How many lines in the entries below contain the string "chart"? Case counts. Reply with the number only.

+++

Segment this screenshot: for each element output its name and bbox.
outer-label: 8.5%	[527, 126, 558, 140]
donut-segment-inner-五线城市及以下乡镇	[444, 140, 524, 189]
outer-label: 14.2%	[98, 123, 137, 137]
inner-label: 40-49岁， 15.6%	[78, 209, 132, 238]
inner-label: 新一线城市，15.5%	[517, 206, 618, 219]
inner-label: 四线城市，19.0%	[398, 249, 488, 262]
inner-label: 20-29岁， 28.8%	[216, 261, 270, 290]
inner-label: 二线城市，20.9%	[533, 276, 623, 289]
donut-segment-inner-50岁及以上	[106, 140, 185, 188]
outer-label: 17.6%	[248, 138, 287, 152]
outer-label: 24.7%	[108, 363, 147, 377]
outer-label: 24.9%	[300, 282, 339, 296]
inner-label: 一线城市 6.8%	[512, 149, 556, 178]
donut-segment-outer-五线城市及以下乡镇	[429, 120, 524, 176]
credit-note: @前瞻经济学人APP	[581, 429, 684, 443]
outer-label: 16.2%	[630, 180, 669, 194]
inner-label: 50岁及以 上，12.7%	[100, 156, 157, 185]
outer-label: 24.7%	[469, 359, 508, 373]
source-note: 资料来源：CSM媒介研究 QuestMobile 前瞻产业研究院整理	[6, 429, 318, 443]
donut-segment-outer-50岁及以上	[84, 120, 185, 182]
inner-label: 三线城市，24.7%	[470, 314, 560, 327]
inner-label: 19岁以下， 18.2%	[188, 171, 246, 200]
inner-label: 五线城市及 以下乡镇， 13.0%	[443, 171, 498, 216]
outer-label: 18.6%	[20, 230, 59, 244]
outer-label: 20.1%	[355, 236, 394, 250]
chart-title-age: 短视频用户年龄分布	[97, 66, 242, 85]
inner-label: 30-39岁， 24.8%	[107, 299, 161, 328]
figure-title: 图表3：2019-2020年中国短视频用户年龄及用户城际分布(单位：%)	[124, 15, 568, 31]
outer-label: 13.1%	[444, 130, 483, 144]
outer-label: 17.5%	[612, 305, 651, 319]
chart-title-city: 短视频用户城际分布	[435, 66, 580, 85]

+++

=== Solution below ===
2